Go through the material below and copy each line where the word "screenshot" appears.
────────
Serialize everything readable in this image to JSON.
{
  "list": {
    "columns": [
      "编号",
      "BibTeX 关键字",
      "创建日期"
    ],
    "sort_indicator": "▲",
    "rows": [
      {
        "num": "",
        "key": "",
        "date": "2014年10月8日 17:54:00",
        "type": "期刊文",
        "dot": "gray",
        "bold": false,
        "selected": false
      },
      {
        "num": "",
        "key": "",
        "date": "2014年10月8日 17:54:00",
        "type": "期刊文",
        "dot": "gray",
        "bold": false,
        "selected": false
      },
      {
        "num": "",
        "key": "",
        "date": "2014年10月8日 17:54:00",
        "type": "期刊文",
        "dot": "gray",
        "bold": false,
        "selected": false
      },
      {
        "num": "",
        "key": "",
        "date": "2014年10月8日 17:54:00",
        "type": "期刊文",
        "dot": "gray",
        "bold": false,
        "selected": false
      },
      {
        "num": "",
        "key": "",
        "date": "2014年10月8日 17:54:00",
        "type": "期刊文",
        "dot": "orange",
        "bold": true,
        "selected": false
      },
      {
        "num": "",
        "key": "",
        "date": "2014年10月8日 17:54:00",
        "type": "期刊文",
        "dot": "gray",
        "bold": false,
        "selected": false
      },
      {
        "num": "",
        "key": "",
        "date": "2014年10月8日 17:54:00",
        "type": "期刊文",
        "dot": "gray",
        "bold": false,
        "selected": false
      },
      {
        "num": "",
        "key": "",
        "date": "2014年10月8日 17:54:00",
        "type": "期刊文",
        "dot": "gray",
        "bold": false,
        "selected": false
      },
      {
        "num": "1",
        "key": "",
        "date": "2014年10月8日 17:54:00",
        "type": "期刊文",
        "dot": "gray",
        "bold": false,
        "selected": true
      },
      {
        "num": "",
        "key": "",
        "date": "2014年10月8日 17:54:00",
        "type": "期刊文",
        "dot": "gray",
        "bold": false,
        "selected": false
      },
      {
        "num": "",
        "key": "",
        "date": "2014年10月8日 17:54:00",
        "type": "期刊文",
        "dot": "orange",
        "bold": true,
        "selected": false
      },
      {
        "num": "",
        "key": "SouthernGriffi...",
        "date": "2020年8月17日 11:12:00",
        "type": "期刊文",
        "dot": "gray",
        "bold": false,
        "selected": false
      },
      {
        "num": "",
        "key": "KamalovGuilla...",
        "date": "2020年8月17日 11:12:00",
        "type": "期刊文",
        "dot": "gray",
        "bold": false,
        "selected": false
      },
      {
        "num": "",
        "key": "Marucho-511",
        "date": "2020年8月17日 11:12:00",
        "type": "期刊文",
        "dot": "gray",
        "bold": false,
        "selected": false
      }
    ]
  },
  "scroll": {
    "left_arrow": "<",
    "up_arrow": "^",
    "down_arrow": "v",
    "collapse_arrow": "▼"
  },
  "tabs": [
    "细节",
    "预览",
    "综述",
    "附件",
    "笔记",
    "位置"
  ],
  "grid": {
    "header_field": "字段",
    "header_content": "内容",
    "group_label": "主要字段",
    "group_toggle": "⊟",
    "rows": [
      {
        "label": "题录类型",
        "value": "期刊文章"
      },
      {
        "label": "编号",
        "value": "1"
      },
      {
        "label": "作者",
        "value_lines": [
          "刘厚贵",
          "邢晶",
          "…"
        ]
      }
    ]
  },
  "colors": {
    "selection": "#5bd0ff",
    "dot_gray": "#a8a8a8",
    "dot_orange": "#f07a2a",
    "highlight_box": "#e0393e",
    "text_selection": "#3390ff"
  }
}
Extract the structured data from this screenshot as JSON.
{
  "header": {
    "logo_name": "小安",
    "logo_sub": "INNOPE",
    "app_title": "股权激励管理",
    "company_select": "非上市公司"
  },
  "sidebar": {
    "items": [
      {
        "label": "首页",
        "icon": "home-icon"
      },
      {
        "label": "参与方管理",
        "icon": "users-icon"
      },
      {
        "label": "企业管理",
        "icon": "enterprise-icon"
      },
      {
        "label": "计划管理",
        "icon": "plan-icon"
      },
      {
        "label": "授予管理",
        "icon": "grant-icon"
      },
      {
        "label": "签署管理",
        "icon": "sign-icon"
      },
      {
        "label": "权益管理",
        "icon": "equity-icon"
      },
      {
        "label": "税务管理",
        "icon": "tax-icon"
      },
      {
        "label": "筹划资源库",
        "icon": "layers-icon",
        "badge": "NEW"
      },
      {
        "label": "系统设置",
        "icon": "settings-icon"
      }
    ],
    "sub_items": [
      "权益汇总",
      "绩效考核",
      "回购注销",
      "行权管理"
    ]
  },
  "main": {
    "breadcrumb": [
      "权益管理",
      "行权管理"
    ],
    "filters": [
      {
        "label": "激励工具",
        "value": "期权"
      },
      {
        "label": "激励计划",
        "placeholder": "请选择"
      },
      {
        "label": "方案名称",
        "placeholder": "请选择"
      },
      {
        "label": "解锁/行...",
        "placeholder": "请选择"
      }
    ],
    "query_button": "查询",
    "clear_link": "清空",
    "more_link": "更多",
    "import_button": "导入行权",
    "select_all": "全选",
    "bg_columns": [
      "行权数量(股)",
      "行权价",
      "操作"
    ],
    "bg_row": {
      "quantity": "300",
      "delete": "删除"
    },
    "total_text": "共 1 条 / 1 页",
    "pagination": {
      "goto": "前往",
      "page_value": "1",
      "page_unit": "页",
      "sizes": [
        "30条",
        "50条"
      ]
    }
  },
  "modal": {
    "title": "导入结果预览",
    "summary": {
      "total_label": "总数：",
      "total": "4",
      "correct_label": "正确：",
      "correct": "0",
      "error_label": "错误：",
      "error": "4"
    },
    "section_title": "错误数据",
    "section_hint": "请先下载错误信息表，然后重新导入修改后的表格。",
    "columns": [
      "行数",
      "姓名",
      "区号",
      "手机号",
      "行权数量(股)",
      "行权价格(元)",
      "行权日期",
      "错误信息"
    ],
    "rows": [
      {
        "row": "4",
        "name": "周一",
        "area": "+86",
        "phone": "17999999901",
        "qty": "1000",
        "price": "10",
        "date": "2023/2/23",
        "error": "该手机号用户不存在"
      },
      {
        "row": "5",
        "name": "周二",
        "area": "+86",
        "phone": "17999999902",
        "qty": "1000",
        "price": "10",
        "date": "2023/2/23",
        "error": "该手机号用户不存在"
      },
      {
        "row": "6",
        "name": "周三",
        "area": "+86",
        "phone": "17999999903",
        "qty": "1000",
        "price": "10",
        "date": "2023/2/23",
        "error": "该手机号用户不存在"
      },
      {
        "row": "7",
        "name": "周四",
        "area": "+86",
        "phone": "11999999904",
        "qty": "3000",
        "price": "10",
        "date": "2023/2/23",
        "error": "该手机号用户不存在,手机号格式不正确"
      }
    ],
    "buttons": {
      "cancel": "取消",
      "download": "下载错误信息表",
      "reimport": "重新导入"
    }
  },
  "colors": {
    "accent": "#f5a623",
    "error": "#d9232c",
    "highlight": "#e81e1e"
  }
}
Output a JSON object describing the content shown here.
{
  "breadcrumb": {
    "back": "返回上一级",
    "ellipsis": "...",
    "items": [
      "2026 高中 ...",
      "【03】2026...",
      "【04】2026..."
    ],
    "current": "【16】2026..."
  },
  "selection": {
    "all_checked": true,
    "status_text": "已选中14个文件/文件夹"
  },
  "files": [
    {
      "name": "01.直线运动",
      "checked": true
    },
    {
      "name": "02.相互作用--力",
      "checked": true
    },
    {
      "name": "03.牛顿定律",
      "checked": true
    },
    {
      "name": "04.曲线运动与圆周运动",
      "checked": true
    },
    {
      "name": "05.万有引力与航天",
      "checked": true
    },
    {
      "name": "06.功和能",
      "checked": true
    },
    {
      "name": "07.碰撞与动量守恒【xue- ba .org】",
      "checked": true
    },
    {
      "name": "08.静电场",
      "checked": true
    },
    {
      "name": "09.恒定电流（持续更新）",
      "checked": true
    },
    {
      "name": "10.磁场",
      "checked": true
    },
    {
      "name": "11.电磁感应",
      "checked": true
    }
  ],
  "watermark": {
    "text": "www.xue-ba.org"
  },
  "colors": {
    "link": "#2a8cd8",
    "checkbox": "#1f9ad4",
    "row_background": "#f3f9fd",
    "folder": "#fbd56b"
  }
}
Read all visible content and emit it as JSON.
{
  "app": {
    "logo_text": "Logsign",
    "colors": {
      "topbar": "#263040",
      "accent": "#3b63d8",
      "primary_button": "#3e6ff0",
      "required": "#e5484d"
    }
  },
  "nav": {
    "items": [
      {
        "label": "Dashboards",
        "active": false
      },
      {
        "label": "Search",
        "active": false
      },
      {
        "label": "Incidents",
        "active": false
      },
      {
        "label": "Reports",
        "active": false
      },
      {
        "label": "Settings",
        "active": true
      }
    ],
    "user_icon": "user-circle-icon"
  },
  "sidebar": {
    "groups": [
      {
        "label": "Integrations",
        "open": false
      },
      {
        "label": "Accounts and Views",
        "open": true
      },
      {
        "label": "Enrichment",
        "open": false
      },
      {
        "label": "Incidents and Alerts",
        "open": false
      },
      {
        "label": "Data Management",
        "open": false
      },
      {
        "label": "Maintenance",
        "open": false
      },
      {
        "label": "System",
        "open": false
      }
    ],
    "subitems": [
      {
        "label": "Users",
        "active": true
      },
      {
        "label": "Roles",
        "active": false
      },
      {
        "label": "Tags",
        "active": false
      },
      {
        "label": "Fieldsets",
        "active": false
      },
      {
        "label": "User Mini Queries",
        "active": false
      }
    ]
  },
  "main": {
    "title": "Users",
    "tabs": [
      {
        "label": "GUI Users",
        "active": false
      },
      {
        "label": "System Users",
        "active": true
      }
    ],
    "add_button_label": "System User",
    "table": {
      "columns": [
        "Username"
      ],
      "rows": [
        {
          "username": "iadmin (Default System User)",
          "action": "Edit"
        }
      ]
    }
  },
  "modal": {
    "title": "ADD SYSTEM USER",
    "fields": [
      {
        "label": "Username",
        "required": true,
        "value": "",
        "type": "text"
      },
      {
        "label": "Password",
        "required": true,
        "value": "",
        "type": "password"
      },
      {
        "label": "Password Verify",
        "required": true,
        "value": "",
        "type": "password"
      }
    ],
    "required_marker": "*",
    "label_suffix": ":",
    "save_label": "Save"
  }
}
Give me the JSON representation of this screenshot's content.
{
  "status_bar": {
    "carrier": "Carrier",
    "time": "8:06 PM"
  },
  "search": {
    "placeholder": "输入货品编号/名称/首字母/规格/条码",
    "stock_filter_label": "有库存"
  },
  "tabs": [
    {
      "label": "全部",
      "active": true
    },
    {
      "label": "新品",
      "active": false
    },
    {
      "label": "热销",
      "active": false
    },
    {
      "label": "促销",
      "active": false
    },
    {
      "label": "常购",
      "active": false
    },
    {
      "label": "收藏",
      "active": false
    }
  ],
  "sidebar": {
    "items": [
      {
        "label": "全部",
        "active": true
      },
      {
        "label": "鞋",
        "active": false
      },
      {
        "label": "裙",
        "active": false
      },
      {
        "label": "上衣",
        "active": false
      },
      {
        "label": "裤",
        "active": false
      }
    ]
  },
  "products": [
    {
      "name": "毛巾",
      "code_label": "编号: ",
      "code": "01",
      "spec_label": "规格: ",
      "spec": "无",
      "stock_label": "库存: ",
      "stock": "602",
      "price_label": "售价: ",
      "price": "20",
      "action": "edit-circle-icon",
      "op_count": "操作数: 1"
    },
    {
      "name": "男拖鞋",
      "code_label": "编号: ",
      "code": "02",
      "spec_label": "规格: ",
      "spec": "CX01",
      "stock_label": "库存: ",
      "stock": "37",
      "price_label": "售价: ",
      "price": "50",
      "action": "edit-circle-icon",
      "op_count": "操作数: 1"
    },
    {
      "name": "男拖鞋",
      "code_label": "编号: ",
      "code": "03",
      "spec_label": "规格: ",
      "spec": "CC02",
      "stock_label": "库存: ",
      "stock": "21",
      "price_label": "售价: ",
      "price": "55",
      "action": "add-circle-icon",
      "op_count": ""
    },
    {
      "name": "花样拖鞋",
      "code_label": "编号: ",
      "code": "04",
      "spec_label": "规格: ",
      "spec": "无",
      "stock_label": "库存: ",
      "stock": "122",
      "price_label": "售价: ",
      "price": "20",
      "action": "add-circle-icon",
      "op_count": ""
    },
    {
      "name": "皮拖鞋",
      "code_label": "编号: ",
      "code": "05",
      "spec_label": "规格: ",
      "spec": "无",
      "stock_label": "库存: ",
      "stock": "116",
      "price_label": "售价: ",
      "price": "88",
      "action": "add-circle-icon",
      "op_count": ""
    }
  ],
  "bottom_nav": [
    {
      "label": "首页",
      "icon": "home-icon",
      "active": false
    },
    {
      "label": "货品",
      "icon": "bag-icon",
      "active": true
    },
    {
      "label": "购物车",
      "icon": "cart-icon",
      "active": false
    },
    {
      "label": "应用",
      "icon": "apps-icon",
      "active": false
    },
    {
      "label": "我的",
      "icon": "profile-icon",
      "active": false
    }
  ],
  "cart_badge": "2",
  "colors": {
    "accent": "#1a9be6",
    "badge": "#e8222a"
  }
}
────────
Result of this task:
Extract the structured data from this screenshot as JSON.
Give me the JSON representation of this screenshot's content.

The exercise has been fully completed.